Source records –
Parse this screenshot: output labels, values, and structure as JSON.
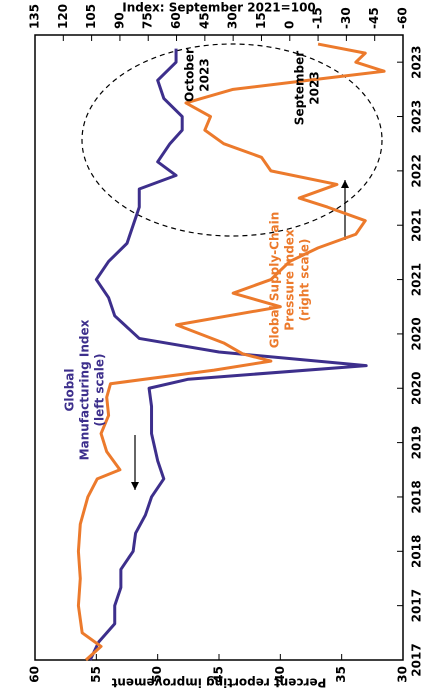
{
  "chart_data": {
    "type": "line",
    "ylabel": "Percent reporting improvement",
    "y2label": "Index: September 2021=100",
    "xlim": [
      2017,
      2023.9
    ],
    "xticks": [
      {
        "value": 2017,
        "label": "2017"
      },
      {
        "value": 2017.6,
        "label": "2017"
      },
      {
        "value": 2018.2,
        "label": "2018"
      },
      {
        "value": 2018.8,
        "label": "2018"
      },
      {
        "value": 2019.4,
        "label": "2019"
      },
      {
        "value": 2020,
        "label": "2020"
      },
      {
        "value": 2020.6,
        "label": "2020"
      },
      {
        "value": 2021.2,
        "label": "2021"
      },
      {
        "value": 2021.8,
        "label": "2021"
      },
      {
        "value": 2022.4,
        "label": "2022"
      },
      {
        "value": 2023,
        "label": "2023"
      },
      {
        "value": 2023.6,
        "label": "2023"
      }
    ],
    "ylim": [
      30,
      60
    ],
    "yticks": [
      30,
      35,
      40,
      45,
      50,
      55,
      60
    ],
    "y2lim": [
      -60,
      135
    ],
    "y2ticks": [
      -60,
      -45,
      -30,
      -15,
      0,
      15,
      30,
      45,
      60,
      75,
      90,
      105,
      120,
      135
    ],
    "series": [
      {
        "color": "#3d2f8c",
        "axis": "y",
        "x": [
          2017.0,
          2017.2,
          2017.4,
          2017.6,
          2017.8,
          2018.0,
          2018.2,
          2018.4,
          2018.6,
          2018.8,
          2019.0,
          2019.2,
          2019.5,
          2019.8,
          2020.0,
          2020.1,
          2020.25,
          2020.4,
          2020.55,
          2020.8,
          2021.0,
          2021.2,
          2021.4,
          2021.6,
          2021.8,
          2022.0,
          2022.2,
          2022.35,
          2022.5,
          2022.7,
          2022.85,
          2023.0,
          2023.2,
          2023.4,
          2023.6,
          2023.75
        ],
        "values": [
          55.5,
          54.8,
          53.5,
          53.5,
          53,
          53,
          52,
          51.8,
          51,
          50.5,
          49.5,
          50,
          50.5,
          50.5,
          50.7,
          47.5,
          33,
          45,
          51.5,
          53.5,
          54,
          55,
          54,
          52.5,
          52,
          51.5,
          51.5,
          48.5,
          50,
          49,
          48,
          48,
          49.5,
          50,
          48.5,
          48.5
        ]
      },
      {
        "color": "#ec7a2c",
        "axis": "y2",
        "x": [
          2017.0,
          2017.15,
          2017.3,
          2017.6,
          2017.9,
          2018.2,
          2018.5,
          2018.8,
          2019.0,
          2019.1,
          2019.3,
          2019.5,
          2019.7,
          2019.9,
          2020.05,
          2020.2,
          2020.3,
          2020.38,
          2020.5,
          2020.7,
          2020.9,
          2021.05,
          2021.2,
          2021.4,
          2021.55,
          2021.7,
          2021.85,
          2022.0,
          2022.1,
          2022.25,
          2022.4,
          2022.55,
          2022.7,
          2022.85,
          2023.0,
          2023.15,
          2023.3,
          2023.4,
          2023.5,
          2023.6,
          2023.7,
          2023.8
        ],
        "values": [
          108,
          100,
          110,
          112,
          111,
          112,
          111,
          107,
          102,
          90,
          97,
          100,
          96,
          97,
          95,
          40,
          10,
          25,
          35,
          60,
          5,
          30,
          10,
          0,
          -15,
          -35,
          -40,
          -20,
          -5,
          -25,
          10,
          15,
          35,
          45,
          42,
          55,
          30,
          -10,
          -50,
          -35,
          -40,
          -15
        ]
      }
    ],
    "annotations": [
      {
        "lines": [
          "Global",
          "Manufacturing Index",
          "(left scale)"
        ],
        "color": "#3d2f8c"
      },
      {
        "lines": [
          "Global Supply-Chain",
          "Pressure Index",
          "(right scale)"
        ],
        "color": "#ec7a2c"
      },
      {
        "lines": [
          "October",
          "2023"
        ],
        "color": "#000000"
      },
      {
        "lines": [
          "September",
          "2023"
        ],
        "color": "#000000"
      }
    ]
  }
}
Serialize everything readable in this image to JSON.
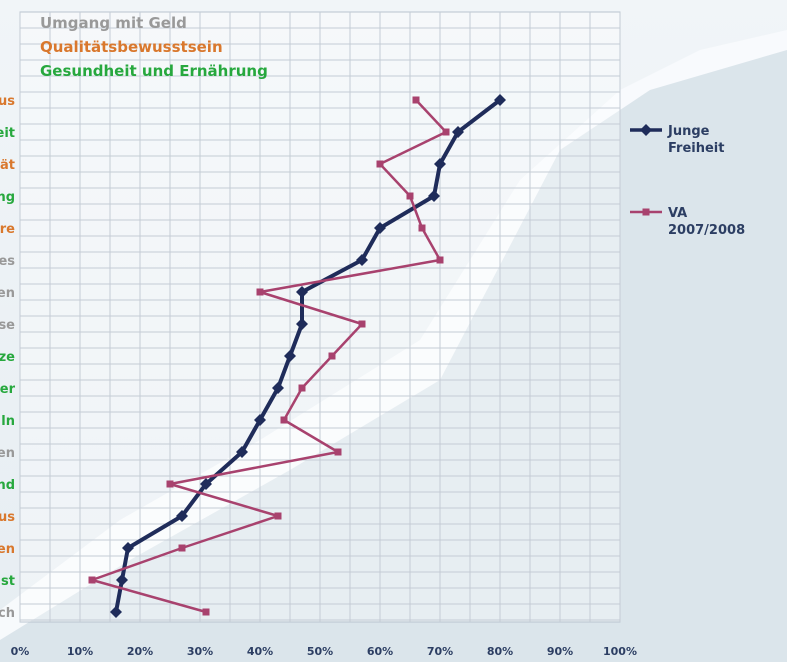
{
  "chart_data": {
    "type": "line",
    "xlim": [
      0,
      100
    ],
    "x_ticks": [
      "0%",
      "10%",
      "20%",
      "30%",
      "40%",
      "50%",
      "60%",
      "70%",
      "80%",
      "90%",
      "100%"
    ],
    "y_labels": [
      {
        "text": "us",
        "group": "orange"
      },
      {
        "text": "eit",
        "group": "green"
      },
      {
        "text": "ät",
        "group": "orange"
      },
      {
        "text": "ng",
        "group": "green"
      },
      {
        "text": "re",
        "group": "orange"
      },
      {
        "text": "es",
        "group": "grey"
      },
      {
        "text": "en",
        "group": "grey"
      },
      {
        "text": "se",
        "group": "grey"
      },
      {
        "text": "ze",
        "group": "green"
      },
      {
        "text": "er",
        "group": "green"
      },
      {
        "text": "ln",
        "group": "green"
      },
      {
        "text": "en",
        "group": "grey"
      },
      {
        "text": "nd",
        "group": "green"
      },
      {
        "text": "us",
        "group": "orange"
      },
      {
        "text": "en",
        "group": "orange"
      },
      {
        "text": "st",
        "group": "green"
      },
      {
        "text": "ch",
        "group": "grey"
      }
    ],
    "category_groups": [
      {
        "name": "Umgang mit Geld",
        "key": "grey",
        "color": "#999999"
      },
      {
        "name": "Qualitätsbewusstsein",
        "key": "orange",
        "color": "#d9782d"
      },
      {
        "name": "Gesundheit und Ernährung",
        "key": "green",
        "color": "#27a83e"
      }
    ],
    "series": [
      {
        "name": "Junge Freiheit",
        "name_lines": [
          "Junge",
          "Freiheit"
        ],
        "color": "#1f2c5a",
        "marker": "diamond",
        "values": [
          80,
          73,
          70,
          69,
          60,
          57,
          47,
          47,
          45,
          43,
          40,
          37,
          31,
          27,
          18,
          17,
          16
        ]
      },
      {
        "name": "VA 2007/2008",
        "name_lines": [
          "VA",
          "2007/2008"
        ],
        "color": "#a8426e",
        "marker": "square",
        "values": [
          66,
          71,
          60,
          65,
          67,
          70,
          40,
          57,
          52,
          47,
          44,
          53,
          25,
          43,
          27,
          12,
          31
        ]
      }
    ],
    "grid": true,
    "legend_position": "right"
  }
}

Objective – Output the entries above exactly, without their pictures.

Result for this exercise –
Parse this screenshot: output labels, values, and structure as JSON.
{
  "chart_data": {
    "type": "line",
    "ylabel": "Percent reporting improvement",
    "y2label": "Index: September 2021=100",
    "xlim": [
      2017,
      2023.9
    ],
    "xticks": [
      {
        "value": 2017,
        "label": "2017"
      },
      {
        "value": 2017.6,
        "label": "2017"
      },
      {
        "value": 2018.2,
        "label": "2018"
      },
      {
        "value": 2018.8,
        "label": "2018"
      },
      {
        "value": 2019.4,
        "label": "2019"
      },
      {
        "value": 2020,
        "label": "2020"
      },
      {
        "value": 2020.6,
        "label": "2020"
      },
      {
        "value": 2021.2,
        "label": "2021"
      },
      {
        "value": 2021.8,
        "label": "2021"
      },
      {
        "value": 2022.4,
        "label": "2022"
      },
      {
        "value": 2023,
        "label": "2023"
      },
      {
        "value": 2023.6,
        "label": "2023"
      }
    ],
    "ylim": [
      30,
      60
    ],
    "yticks": [
      30,
      35,
      40,
      45,
      50,
      55,
      60
    ],
    "y2lim": [
      -60,
      135
    ],
    "y2ticks": [
      -60,
      -45,
      -30,
      -15,
      0,
      15,
      30,
      45,
      60,
      75,
      90,
      105,
      120,
      135
    ],
    "series": [
      {
        "color": "#3d2f8c",
        "axis": "y",
        "x": [
          2017.0,
          2017.2,
          2017.4,
          2017.6,
          2017.8,
          2018.0,
          2018.2,
          2018.4,
          2018.6,
          2018.8,
          2019.0,
          2019.2,
          2019.5,
          2019.8,
          2020.0,
          2020.1,
          2020.25,
          2020.4,
          2020.55,
          2020.8,
          2021.0,
          2021.2,
          2021.4,
          2021.6,
          2021.8,
          2022.0,
          2022.2,
          2022.35,
          2022.5,
          2022.7,
          2022.85,
          2023.0,
          2023.2,
          2023.4,
          2023.6,
          2023.75
        ],
        "values": [
          55.5,
          54.8,
          53.5,
          53.5,
          53,
          53,
          52,
          51.8,
          51,
          50.5,
          49.5,
          50,
          50.5,
          50.5,
          50.7,
          47.5,
          33,
          45,
          51.5,
          53.5,
          54,
          55,
          54,
          52.5,
          52,
          51.5,
          51.5,
          48.5,
          50,
          49,
          48,
          48,
          49.5,
          50,
          48.5,
          48.5
        ]
      },
      {
        "color": "#ec7a2c",
        "axis": "y2",
        "x": [
          2017.0,
          2017.15,
          2017.3,
          2017.6,
          2017.9,
          2018.2,
          2018.5,
          2018.8,
          2019.0,
          2019.1,
          2019.3,
          2019.5,
          2019.7,
          2019.9,
          2020.05,
          2020.2,
          2020.3,
          2020.38,
          2020.5,
          2020.7,
          2020.9,
          2021.05,
          2021.2,
          2021.4,
          2021.55,
          2021.7,
          2021.85,
          2022.0,
          2022.1,
          2022.25,
          2022.4,
          2022.55,
          2022.7,
          2022.85,
          2023.0,
          2023.15,
          2023.3,
          2023.4,
          2023.5,
          2023.6,
          2023.7,
          2023.8
        ],
        "values": [
          108,
          100,
          110,
          112,
          111,
          112,
          111,
          107,
          102,
          90,
          97,
          100,
          96,
          97,
          95,
          40,
          10,
          25,
          35,
          60,
          5,
          30,
          10,
          0,
          -15,
          -35,
          -40,
          -20,
          -5,
          -25,
          10,
          15,
          35,
          45,
          42,
          55,
          30,
          -10,
          -50,
          -35,
          -40,
          -15
        ]
      }
    ],
    "annotations": [
      {
        "lines": [
          "Global",
          "Manufacturing Index",
          "(left scale)"
        ],
        "color": "#3d2f8c"
      },
      {
        "lines": [
          "Global Supply-Chain",
          "Pressure Index",
          "(right scale)"
        ],
        "color": "#ec7a2c"
      },
      {
        "lines": [
          "October",
          "2023"
        ],
        "color": "#000000"
      },
      {
        "lines": [
          "September",
          "2023"
        ],
        "color": "#000000"
      }
    ]
  }
}
Serialize everything readable in this image to JSON.
{
  "chart_data": {
    "type": "line",
    "xlim": [
      0,
      100
    ],
    "x_ticks": [
      "0%",
      "10%",
      "20%",
      "30%",
      "40%",
      "50%",
      "60%",
      "70%",
      "80%",
      "90%",
      "100%"
    ],
    "y_labels": [
      {
        "text": "us",
        "group": "orange"
      },
      {
        "text": "eit",
        "group": "green"
      },
      {
        "text": "ät",
        "group": "orange"
      },
      {
        "text": "ng",
        "group": "green"
      },
      {
        "text": "re",
        "group": "orange"
      },
      {
        "text": "es",
        "group": "grey"
      },
      {
        "text": "en",
        "group": "grey"
      },
      {
        "text": "se",
        "group": "grey"
      },
      {
        "text": "ze",
        "group": "green"
      },
      {
        "text": "er",
        "group": "green"
      },
      {
        "text": "ln",
        "group": "green"
      },
      {
        "text": "en",
        "group": "grey"
      },
      {
        "text": "nd",
        "group": "green"
      },
      {
        "text": "us",
        "group": "orange"
      },
      {
        "text": "en",
        "group": "orange"
      },
      {
        "text": "st",
        "group": "green"
      },
      {
        "text": "ch",
        "group": "grey"
      }
    ],
    "category_groups": [
      {
        "name": "Umgang mit Geld",
        "key": "grey",
        "color": "#999999"
      },
      {
        "name": "Qualitätsbewusstsein",
        "key": "orange",
        "color": "#d9782d"
      },
      {
        "name": "Gesundheit und Ernährung",
        "key": "green",
        "color": "#27a83e"
      }
    ],
    "series": [
      {
        "name": "Junge Freiheit",
        "name_lines": [
          "Junge",
          "Freiheit"
        ],
        "color": "#1f2c5a",
        "marker": "diamond",
        "values": [
          80,
          73,
          70,
          69,
          60,
          57,
          47,
          47,
          45,
          43,
          40,
          37,
          31,
          27,
          18,
          17,
          16
        ]
      },
      {
        "name": "VA 2007/2008",
        "name_lines": [
          "VA",
          "2007/2008"
        ],
        "color": "#a8426e",
        "marker": "square",
        "values": [
          66,
          71,
          60,
          65,
          67,
          70,
          40,
          57,
          52,
          47,
          44,
          53,
          25,
          43,
          27,
          12,
          31
        ]
      }
    ],
    "grid": true,
    "legend_position": "right"
  }
}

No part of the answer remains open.